> REQUIREMENTS
Write out every line below that includes the word "text".

> DATA RECORDS
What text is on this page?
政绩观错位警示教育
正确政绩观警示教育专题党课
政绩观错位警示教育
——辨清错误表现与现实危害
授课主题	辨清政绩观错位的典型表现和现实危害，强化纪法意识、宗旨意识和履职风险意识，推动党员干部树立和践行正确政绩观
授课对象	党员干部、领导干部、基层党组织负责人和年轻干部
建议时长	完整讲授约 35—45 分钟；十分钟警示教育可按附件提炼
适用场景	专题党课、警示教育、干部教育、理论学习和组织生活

* * *

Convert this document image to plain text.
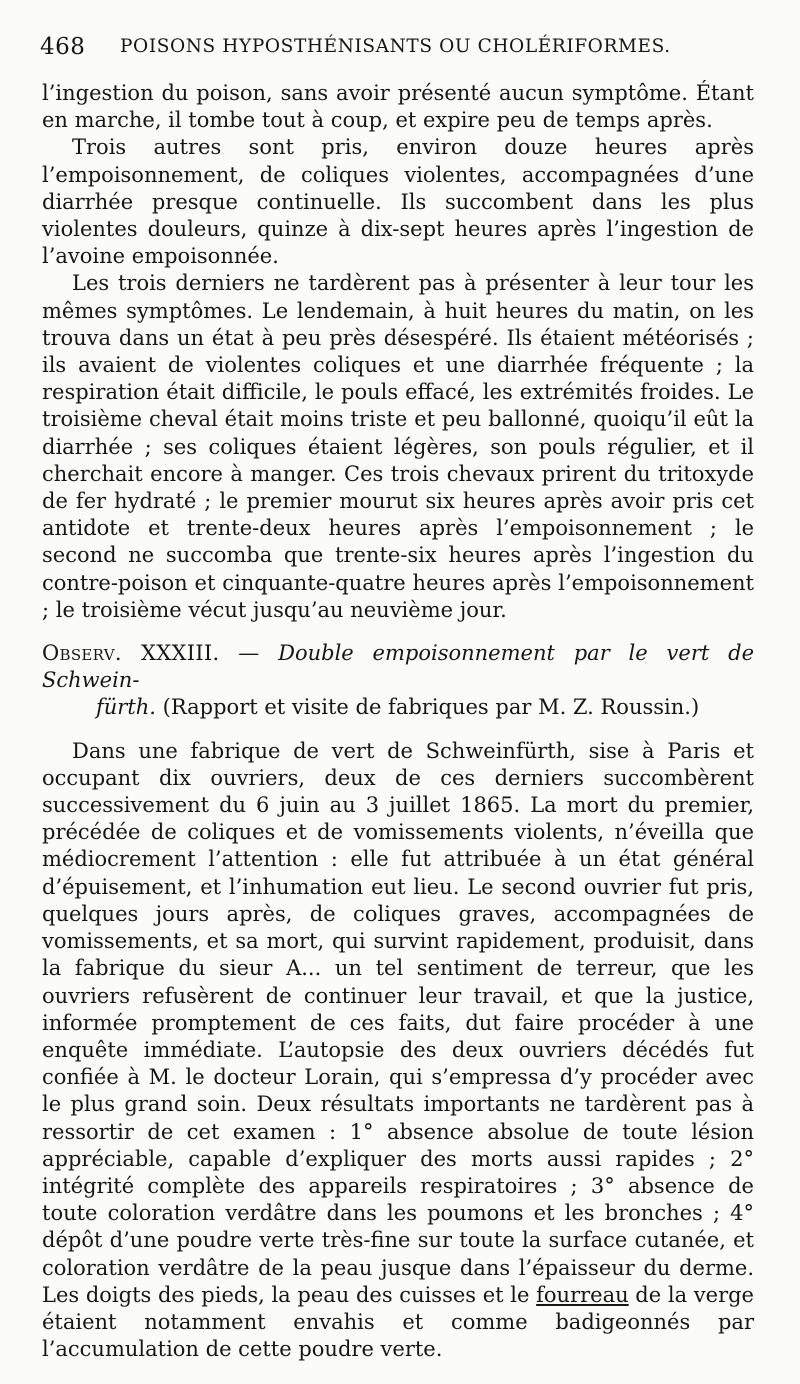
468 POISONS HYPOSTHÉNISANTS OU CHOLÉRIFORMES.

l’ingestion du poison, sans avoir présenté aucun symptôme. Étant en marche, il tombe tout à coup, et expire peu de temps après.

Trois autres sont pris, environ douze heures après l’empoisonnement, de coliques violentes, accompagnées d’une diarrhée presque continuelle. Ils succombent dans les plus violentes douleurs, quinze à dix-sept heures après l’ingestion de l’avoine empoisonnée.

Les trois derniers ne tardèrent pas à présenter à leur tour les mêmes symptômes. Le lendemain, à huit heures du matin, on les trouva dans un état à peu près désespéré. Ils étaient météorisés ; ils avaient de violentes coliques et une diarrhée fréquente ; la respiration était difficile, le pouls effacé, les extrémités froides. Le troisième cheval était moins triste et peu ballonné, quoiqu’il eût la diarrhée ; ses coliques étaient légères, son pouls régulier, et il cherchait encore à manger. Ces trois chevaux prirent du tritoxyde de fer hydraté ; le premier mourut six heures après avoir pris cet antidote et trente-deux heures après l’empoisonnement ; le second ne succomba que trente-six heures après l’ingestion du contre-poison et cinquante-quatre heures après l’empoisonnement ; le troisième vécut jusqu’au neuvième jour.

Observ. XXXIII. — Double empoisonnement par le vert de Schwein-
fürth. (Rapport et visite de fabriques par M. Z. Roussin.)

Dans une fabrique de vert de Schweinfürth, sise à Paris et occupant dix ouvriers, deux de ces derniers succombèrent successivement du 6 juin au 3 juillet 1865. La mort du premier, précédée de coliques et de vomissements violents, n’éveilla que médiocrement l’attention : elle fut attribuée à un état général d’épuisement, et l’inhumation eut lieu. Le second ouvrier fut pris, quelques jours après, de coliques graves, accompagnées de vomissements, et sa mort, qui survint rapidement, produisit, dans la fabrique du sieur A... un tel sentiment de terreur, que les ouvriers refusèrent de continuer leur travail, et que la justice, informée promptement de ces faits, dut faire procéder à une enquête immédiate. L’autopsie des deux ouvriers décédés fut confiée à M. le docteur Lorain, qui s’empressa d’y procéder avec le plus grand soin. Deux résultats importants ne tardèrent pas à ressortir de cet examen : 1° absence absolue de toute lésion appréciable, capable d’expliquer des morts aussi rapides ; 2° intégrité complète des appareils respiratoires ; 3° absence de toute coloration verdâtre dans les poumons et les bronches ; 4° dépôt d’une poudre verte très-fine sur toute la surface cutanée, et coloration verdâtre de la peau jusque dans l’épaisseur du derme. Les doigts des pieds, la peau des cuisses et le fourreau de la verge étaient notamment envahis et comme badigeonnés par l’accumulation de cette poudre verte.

> RESPONSE TO THE EXERCISE
What text is on this page?
Convert this document image to plain text.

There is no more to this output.